**Problem to solve:** In the records from the first line to the line with "edit-link[interactable]: 修改 bbox=[1484, 516, 1512, 532]", switch every "delete-link" to "remove-link", then write out those lines again with nothing else changed.

**Material provided:**
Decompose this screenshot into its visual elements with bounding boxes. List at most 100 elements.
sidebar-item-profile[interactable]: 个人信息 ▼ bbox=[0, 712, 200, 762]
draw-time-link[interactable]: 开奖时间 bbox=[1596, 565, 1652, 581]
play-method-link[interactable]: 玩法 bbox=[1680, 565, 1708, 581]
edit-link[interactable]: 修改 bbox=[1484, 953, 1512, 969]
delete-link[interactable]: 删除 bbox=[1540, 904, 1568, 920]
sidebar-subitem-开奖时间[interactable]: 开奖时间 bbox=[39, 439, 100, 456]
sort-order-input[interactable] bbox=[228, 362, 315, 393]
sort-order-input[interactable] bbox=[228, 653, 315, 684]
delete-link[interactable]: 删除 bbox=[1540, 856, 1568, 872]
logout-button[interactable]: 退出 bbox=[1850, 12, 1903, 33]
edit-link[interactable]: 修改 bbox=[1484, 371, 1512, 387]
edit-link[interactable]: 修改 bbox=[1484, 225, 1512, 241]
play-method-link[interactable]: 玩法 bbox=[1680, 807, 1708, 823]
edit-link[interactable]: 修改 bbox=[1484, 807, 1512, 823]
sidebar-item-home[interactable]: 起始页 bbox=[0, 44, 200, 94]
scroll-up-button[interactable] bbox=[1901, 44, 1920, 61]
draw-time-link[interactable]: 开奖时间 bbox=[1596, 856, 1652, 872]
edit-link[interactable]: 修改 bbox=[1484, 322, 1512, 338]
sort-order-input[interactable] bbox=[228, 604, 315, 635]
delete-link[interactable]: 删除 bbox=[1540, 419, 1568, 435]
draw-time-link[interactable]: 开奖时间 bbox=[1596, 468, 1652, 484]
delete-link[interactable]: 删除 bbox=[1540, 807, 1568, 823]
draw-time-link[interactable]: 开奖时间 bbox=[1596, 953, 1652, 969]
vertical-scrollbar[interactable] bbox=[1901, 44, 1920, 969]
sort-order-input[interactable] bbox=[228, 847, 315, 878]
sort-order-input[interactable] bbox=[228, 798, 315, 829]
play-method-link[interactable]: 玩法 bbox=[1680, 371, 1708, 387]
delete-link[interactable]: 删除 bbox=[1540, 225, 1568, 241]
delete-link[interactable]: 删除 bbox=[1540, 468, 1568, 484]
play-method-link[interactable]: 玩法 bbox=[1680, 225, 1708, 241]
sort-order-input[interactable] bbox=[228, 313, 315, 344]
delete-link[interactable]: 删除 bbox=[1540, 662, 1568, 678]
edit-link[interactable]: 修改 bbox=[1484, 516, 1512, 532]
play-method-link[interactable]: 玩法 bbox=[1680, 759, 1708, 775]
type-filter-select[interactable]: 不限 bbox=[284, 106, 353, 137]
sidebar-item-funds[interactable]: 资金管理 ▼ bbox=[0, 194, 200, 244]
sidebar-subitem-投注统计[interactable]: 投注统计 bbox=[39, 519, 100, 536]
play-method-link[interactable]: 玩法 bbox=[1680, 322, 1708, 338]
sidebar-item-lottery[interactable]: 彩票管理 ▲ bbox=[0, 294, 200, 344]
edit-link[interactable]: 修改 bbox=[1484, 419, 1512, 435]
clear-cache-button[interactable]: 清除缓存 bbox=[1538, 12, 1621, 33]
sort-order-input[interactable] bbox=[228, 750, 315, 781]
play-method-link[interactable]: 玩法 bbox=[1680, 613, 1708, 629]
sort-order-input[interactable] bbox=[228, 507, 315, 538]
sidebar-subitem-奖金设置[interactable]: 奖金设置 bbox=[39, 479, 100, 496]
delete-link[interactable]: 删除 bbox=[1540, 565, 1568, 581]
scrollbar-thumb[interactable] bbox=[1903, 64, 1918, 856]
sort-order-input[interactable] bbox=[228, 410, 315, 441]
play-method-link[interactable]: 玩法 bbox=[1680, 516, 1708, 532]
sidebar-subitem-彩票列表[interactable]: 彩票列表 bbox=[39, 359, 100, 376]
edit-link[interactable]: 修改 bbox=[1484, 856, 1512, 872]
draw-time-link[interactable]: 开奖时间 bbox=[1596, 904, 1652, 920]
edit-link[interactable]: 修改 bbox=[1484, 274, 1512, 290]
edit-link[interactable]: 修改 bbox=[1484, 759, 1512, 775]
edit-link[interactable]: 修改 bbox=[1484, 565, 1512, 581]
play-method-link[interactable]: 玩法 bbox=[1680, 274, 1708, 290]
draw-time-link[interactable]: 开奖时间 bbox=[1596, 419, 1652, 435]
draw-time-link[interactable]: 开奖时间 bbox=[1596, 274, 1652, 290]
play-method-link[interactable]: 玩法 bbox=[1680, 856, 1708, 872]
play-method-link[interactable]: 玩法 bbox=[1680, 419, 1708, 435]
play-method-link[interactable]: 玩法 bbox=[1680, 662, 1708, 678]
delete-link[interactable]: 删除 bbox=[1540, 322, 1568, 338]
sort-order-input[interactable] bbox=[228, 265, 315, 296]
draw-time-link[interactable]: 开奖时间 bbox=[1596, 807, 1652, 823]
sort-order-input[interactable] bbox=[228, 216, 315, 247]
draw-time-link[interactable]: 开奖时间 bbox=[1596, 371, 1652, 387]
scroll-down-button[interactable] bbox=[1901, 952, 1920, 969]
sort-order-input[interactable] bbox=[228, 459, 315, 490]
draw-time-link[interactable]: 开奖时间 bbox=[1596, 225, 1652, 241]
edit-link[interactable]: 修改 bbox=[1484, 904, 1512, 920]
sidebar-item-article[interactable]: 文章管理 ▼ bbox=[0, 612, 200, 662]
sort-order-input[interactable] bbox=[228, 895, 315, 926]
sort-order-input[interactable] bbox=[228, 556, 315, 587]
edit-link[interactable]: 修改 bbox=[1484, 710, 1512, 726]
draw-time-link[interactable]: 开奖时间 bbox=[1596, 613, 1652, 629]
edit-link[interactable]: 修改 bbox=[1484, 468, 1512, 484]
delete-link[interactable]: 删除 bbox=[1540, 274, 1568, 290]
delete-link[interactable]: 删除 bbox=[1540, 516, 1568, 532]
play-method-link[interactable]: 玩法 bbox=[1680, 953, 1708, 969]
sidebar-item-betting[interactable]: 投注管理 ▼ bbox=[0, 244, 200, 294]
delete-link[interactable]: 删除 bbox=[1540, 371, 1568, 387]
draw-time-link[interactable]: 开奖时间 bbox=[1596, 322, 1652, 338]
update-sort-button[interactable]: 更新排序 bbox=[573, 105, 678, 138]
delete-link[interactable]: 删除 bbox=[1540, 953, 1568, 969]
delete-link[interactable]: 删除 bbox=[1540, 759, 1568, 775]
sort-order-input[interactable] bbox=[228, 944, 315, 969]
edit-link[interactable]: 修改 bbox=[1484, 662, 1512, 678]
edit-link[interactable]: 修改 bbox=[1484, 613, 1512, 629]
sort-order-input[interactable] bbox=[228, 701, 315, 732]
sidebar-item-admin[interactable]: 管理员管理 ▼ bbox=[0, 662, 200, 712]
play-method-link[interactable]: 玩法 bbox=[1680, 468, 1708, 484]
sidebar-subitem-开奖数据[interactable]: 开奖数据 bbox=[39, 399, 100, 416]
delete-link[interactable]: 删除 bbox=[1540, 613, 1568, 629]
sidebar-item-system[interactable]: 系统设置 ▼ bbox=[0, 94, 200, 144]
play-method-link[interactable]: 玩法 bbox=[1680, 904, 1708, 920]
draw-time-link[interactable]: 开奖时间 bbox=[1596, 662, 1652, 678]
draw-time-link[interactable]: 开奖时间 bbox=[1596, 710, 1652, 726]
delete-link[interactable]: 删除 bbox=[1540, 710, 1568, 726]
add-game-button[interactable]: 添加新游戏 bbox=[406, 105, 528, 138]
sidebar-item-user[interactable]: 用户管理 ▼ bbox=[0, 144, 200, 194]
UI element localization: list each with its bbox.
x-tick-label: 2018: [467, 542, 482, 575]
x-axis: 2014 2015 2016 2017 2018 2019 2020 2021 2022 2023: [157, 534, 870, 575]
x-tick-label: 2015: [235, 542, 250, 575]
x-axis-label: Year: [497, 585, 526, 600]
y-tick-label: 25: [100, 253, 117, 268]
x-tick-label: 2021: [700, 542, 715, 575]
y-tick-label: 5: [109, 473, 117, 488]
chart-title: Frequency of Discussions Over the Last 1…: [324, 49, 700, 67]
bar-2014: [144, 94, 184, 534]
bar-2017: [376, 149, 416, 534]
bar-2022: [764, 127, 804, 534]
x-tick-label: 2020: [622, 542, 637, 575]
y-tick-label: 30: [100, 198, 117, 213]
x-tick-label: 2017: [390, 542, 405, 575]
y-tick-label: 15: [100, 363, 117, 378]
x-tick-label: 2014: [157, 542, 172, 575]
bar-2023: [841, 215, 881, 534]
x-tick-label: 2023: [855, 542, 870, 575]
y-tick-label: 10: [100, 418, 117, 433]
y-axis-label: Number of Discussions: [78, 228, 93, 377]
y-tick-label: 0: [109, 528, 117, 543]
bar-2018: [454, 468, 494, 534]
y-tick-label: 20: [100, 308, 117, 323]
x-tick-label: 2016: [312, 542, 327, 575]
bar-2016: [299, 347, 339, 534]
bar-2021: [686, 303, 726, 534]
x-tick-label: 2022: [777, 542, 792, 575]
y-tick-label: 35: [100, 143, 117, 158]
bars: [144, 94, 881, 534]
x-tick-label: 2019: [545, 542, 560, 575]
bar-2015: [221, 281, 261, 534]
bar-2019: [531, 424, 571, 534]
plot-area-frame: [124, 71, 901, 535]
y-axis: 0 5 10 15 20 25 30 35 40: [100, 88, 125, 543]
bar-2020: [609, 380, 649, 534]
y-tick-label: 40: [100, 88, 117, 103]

**Output below:**
Decompose this screenshot into its visual elements with bounding boxes. List at most 100 elements.
sidebar-item-profile[interactable]: 个人信息 ▼ bbox=[0, 712, 200, 762]
draw-time-link[interactable]: 开奖时间 bbox=[1596, 565, 1652, 581]
play-method-link[interactable]: 玩法 bbox=[1680, 565, 1708, 581]
edit-link[interactable]: 修改 bbox=[1484, 953, 1512, 969]
remove-link[interactable]: 删除 bbox=[1540, 904, 1568, 920]
sidebar-subitem-开奖时间[interactable]: 开奖时间 bbox=[39, 439, 100, 456]
sort-order-input[interactable] bbox=[228, 362, 315, 393]
sort-order-input[interactable] bbox=[228, 653, 315, 684]
remove-link[interactable]: 删除 bbox=[1540, 856, 1568, 872]
logout-button[interactable]: 退出 bbox=[1850, 12, 1903, 33]
edit-link[interactable]: 修改 bbox=[1484, 371, 1512, 387]
edit-link[interactable]: 修改 bbox=[1484, 225, 1512, 241]
play-method-link[interactable]: 玩法 bbox=[1680, 807, 1708, 823]
edit-link[interactable]: 修改 bbox=[1484, 807, 1512, 823]
sidebar-item-home[interactable]: 起始页 bbox=[0, 44, 200, 94]
scroll-up-button[interactable] bbox=[1901, 44, 1920, 61]
draw-time-link[interactable]: 开奖时间 bbox=[1596, 856, 1652, 872]
edit-link[interactable]: 修改 bbox=[1484, 322, 1512, 338]
sort-order-input[interactable] bbox=[228, 604, 315, 635]
remove-link[interactable]: 删除 bbox=[1540, 419, 1568, 435]
draw-time-link[interactable]: 开奖时间 bbox=[1596, 468, 1652, 484]
remove-link[interactable]: 删除 bbox=[1540, 807, 1568, 823]
draw-time-link[interactable]: 开奖时间 bbox=[1596, 953, 1652, 969]
vertical-scrollbar[interactable] bbox=[1901, 44, 1920, 969]
sort-order-input[interactable] bbox=[228, 847, 315, 878]
sort-order-input[interactable] bbox=[228, 798, 315, 829]
play-method-link[interactable]: 玩法 bbox=[1680, 371, 1708, 387]
remove-link[interactable]: 删除 bbox=[1540, 225, 1568, 241]
remove-link[interactable]: 删除 bbox=[1540, 468, 1568, 484]
play-method-link[interactable]: 玩法 bbox=[1680, 225, 1708, 241]
sort-order-input[interactable] bbox=[228, 313, 315, 344]
remove-link[interactable]: 删除 bbox=[1540, 662, 1568, 678]
edit-link[interactable]: 修改 bbox=[1484, 516, 1512, 532]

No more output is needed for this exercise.